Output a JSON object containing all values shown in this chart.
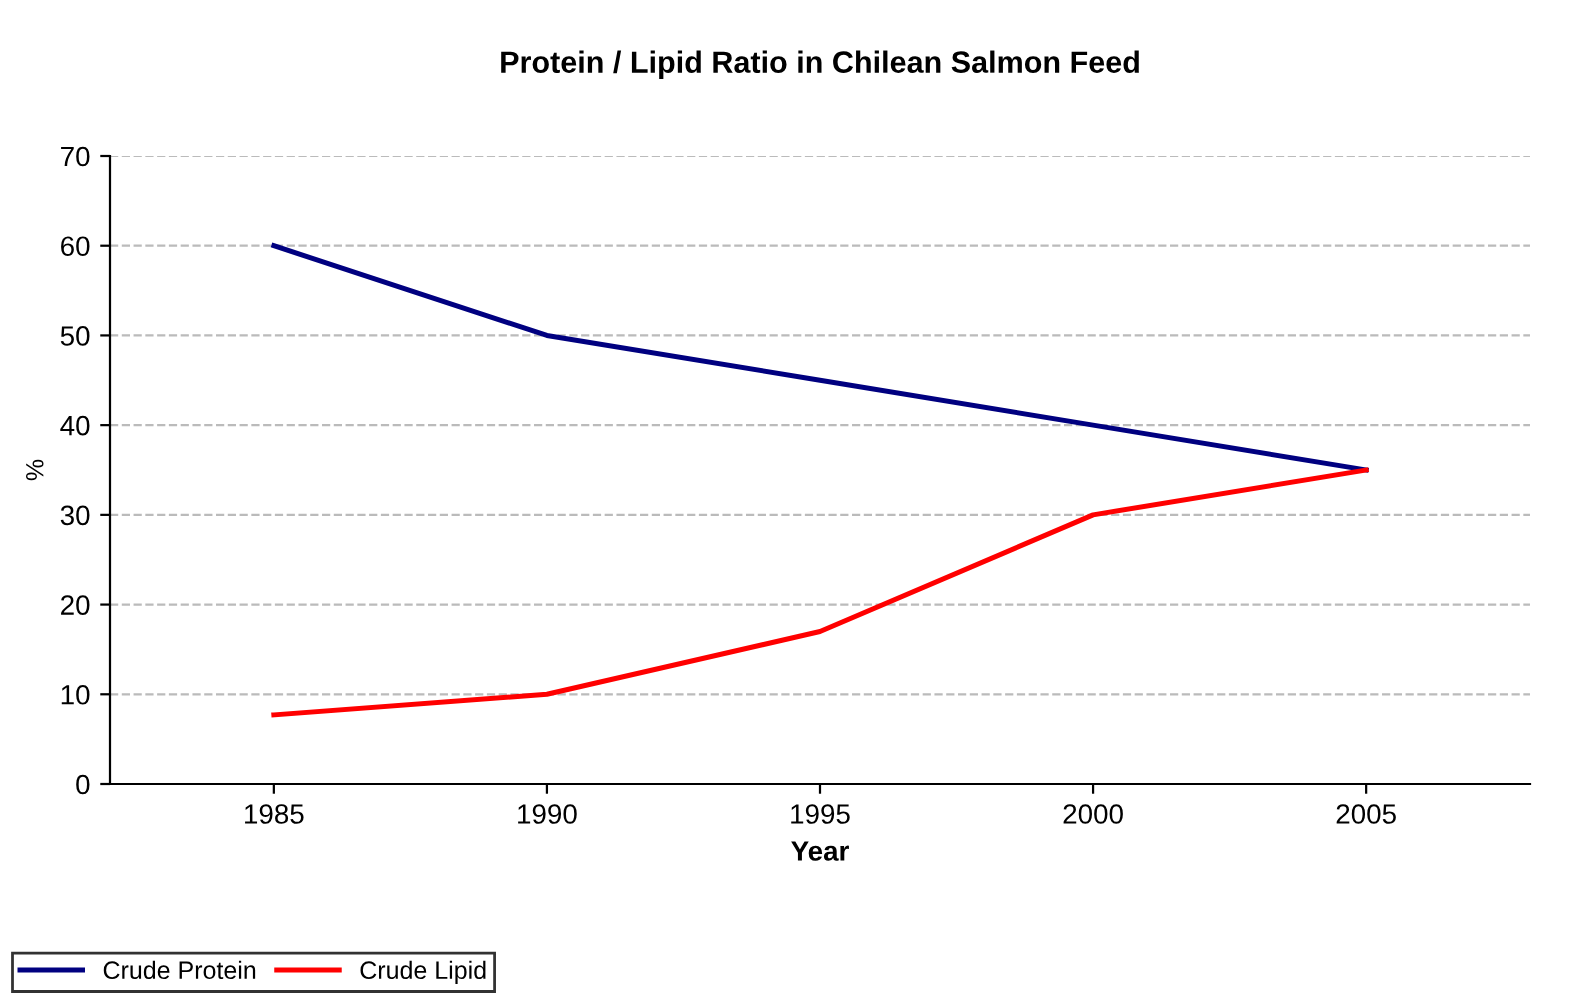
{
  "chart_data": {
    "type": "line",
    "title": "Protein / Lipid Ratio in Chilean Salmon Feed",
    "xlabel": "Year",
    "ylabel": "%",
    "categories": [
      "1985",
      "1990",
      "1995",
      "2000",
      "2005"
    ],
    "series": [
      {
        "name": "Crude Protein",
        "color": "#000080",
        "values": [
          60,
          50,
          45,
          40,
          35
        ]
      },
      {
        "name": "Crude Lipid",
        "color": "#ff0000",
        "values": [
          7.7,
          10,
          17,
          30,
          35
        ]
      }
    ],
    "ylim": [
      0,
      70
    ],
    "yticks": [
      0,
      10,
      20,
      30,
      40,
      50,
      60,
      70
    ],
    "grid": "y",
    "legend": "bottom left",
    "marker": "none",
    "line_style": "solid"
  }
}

■ Your instructions ■
Go through the entries and return each line where the word "Lipid" occurs.

■ Answer for the task ■
    "title": "Protein / Lipid Ratio in Chilean Salmon Feed",
        "name": "Crude Lipid",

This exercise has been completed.